Stored data entries:

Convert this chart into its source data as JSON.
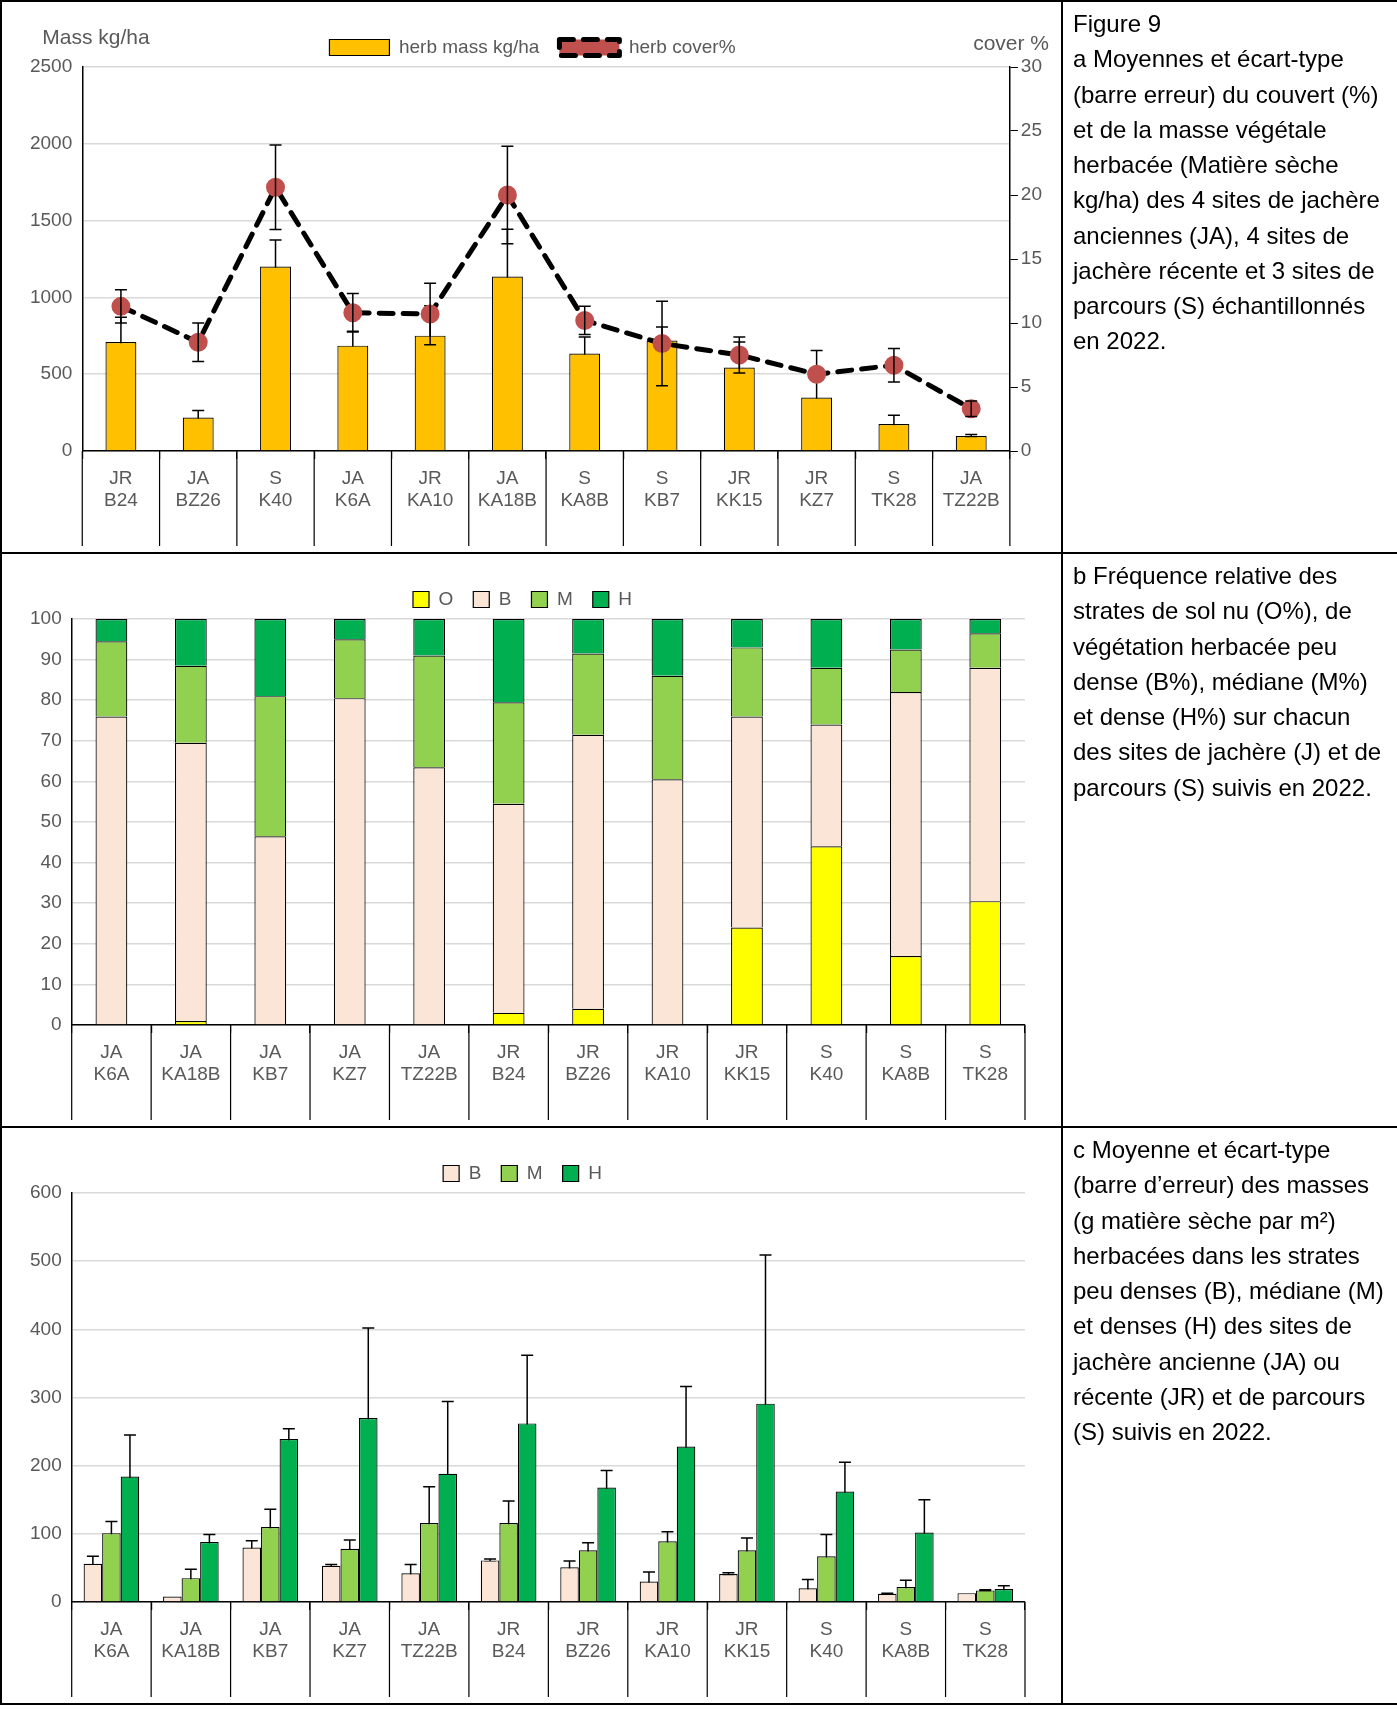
{
  "chart_data": [
    {
      "type": "bar",
      "ylabel": "Mass kg/ha",
      "y2label": "cover %",
      "legend": "top",
      "grid": "y",
      "marker": "circle",
      "line_style": "dashed",
      "categories": [
        "JR\nB24",
        "JA\nBZ26",
        "S\nK40",
        "JA\nK6A",
        "JR\nKA10",
        "JA\nKA18B",
        "S\nKA8B",
        "S\nKB7",
        "JR\nKK15",
        "JR\nKZ7",
        "S\nTK28",
        "JA\nTZ22B"
      ],
      "series": [
        {
          "name": "herb mass kg/ha",
          "color": "#ffc000",
          "values": [
            710,
            218,
            1201,
            686,
            751,
            1136,
            635,
            719,
            543,
            348,
            176,
            97
          ],
          "errors": [
            160,
            46,
            172,
            93,
            195,
            307,
            107,
            88,
            167,
            306,
            56,
            10
          ]
        },
        {
          "name": "herb cover%",
          "type": "line",
          "axis": "y2",
          "color": "#000000",
          "colors": [
            "#c0504d",
            "#c0504d",
            "#c0504d",
            "#c0504d",
            "#c0504d",
            "#c0504d",
            "#c0504d",
            "#c0504d",
            "#c0504d",
            "#c0504d",
            "#c0504d",
            "#c0504d"
          ],
          "values": [
            11.3,
            8.5,
            20.6,
            10.8,
            10.7,
            20.0,
            10.2,
            8.4,
            7.5,
            6.0,
            6.7,
            3.3
          ],
          "errors": [
            1.3,
            1.5,
            3.3,
            1.5,
            2.4,
            3.8,
            1.1,
            3.3,
            1.4,
            null,
            1.3,
            0.6
          ]
        }
      ],
      "ylim": [
        0,
        2500
      ],
      "yticks": [
        0,
        500,
        1000,
        1500,
        2000,
        2500
      ],
      "y2lim": [
        0,
        30
      ],
      "y2ticks": [
        0,
        5,
        10,
        15,
        20,
        25,
        30
      ],
      "annotations": [
        "Figure 9",
        "a Moyennes et écart-type (barre erreur) du couvert (%) et de la masse végétale herbacée (Matière sèche kg/ha) des 4 sites de jachère anciennes (JA), 4 sites de jachère récente et 3 sites de parcours (S) échantillonnés en 2022."
      ]
    },
    {
      "type": "bar",
      "stacked": true,
      "legend": "top",
      "grid": "y",
      "categories": [
        "JA\nK6A",
        "JA\nKA18B",
        "JA\nKB7",
        "JA\nKZ7",
        "JA\nTZ22B",
        "JR\nB24",
        "JR\nBZ26",
        "JR\nKA10",
        "JR\nKK15",
        "S\nK40",
        "S\nKA8B",
        "S\nTK28"
      ],
      "series": [
        {
          "name": "O",
          "color": "#ffff00",
          "values": [
            0,
            1,
            0,
            0,
            0,
            3,
            4,
            0,
            24,
            44,
            17,
            30.5
          ]
        },
        {
          "name": "B",
          "color": "#fbe5d6",
          "values": [
            76,
            68.5,
            46.5,
            80.5,
            63.5,
            51.5,
            67.5,
            60.5,
            52,
            30,
            65,
            57.5
          ]
        },
        {
          "name": "M",
          "color": "#92d050",
          "values": [
            18.5,
            19,
            34.5,
            14.5,
            27.5,
            25,
            20,
            25.5,
            17,
            14,
            10.5,
            8.5
          ]
        },
        {
          "name": "H",
          "color": "#00b050",
          "values": [
            5.5,
            11.5,
            19,
            5,
            9,
            20.5,
            8.5,
            14,
            7,
            12,
            7.5,
            3.5
          ]
        }
      ],
      "ylim": [
        0,
        100
      ],
      "yticks": [
        0,
        10,
        20,
        30,
        40,
        50,
        60,
        70,
        80,
        90,
        100
      ],
      "annotations": [
        "b Fréquence relative des strates de sol nu (O%), de végétation herbacée peu dense (B%), médiane (M%) et dense (H%) sur chacun des sites de jachère (J) et de parcours (S) suivis en 2022."
      ]
    },
    {
      "type": "bar",
      "legend": "top",
      "grid": "y",
      "categories": [
        "JA\nK6A",
        "JA\nKA18B",
        "JA\nKB7",
        "JA\nKZ7",
        "JA\nTZ22B",
        "JR\nB24",
        "JR\nBZ26",
        "JR\nKA10",
        "JR\nKK15",
        "S\nK40",
        "S\nKA8B",
        "S\nTK28"
      ],
      "series": [
        {
          "name": "B",
          "color": "#fbe5d6",
          "values": [
            56,
            8,
            80,
            53,
            42,
            61,
            51,
            30,
            41,
            20,
            12,
            13
          ],
          "errors": [
            11,
            null,
            10,
            2,
            13,
            2,
            9,
            14,
            2,
            13,
            1,
            null
          ]
        },
        {
          "name": "M",
          "color": "#92d050",
          "values": [
            101,
            35,
            110,
            78,
            116,
            116,
            76,
            89,
            76,
            67,
            22,
            17
          ],
          "errors": [
            17,
            13,
            26,
            13,
            53,
            32,
            11,
            14,
            18,
            32,
            10,
            1
          ]
        },
        {
          "name": "H",
          "color": "#00b050",
          "values": [
            184,
            88,
            239,
            270,
            188,
            262,
            168,
            228,
            291,
            162,
            102,
            19
          ],
          "errors": [
            61,
            11,
            15,
            132,
            106,
            100,
            25,
            88,
            218,
            43,
            48,
            5
          ]
        }
      ],
      "ylim": [
        0,
        600
      ],
      "yticks": [
        0,
        100,
        200,
        300,
        400,
        500,
        600
      ],
      "annotations": [
        "c Moyenne et écart-type (barre d’erreur) des masses (g matière sèche par m²) herbacées dans les strates peu denses (B), médiane (M) et denses (H) des sites de jachère ancienne (JA) ou récente (JR) et de parcours (S) suivis en 2022."
      ]
    }
  ]
}
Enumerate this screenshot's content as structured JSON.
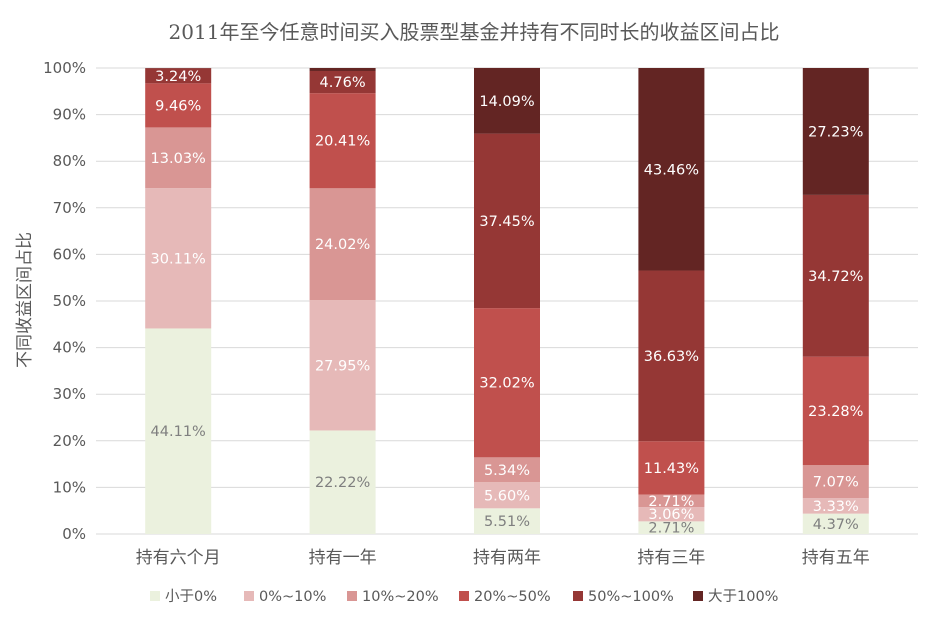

Aim of the task: Pick each line holding the word "récente" out of the listing.

Exercise answer:
        "a Moyennes et écart-type (barre erreur) du couvert (%) et de la masse végétale herbacée (Matière sèche kg/ha) des 4 sites de jachère anciennes (JA), 4 sites de jachère récente et 3 sites de parcours (S) échantillonnés en 2022."
        "c Moyenne et écart-type (barre d’erreur) des masses (g matière sèche par m²) herbacées dans les strates peu denses (B), médiane (M) et denses (H) des sites de jachère ancienne (JA) ou récente (JR) et de parcours (S) suivis en 2022."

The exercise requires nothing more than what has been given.